Select lines where the word "местного" appears.

▬▬▬▬▬▬▬▬▬▬

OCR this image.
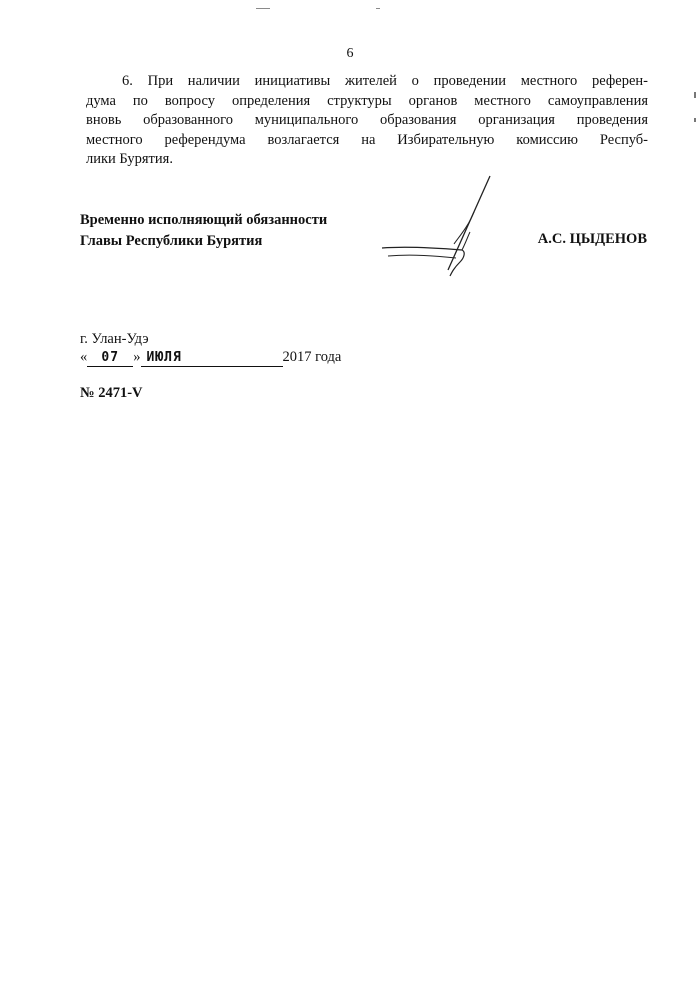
6
6. При наличии инициативы жителей о проведении местного референ-
дума по вопросу определения структуры органов местного самоуправления
вновь образованного муниципального образования организация проведения
местного референдума возлагается на Избирательную комиссию Респуб-
лики Бурятия.
Временно исполняющий обязанности
Главы Республики Бурятия	А.С. ЦЫДЕНОВ
г. Улан-Удэ
« 07 » ИЮЛЯ	2017 года
№ 2471-V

▬▬▬▬▬▬▬▬▬▬

Complete answer:
6. При наличии инициативы жителей о проведении местного референ-
дума по вопросу определения структуры органов местного самоуправления
местного референдума возлагается на Избирательную комиссию Респуб-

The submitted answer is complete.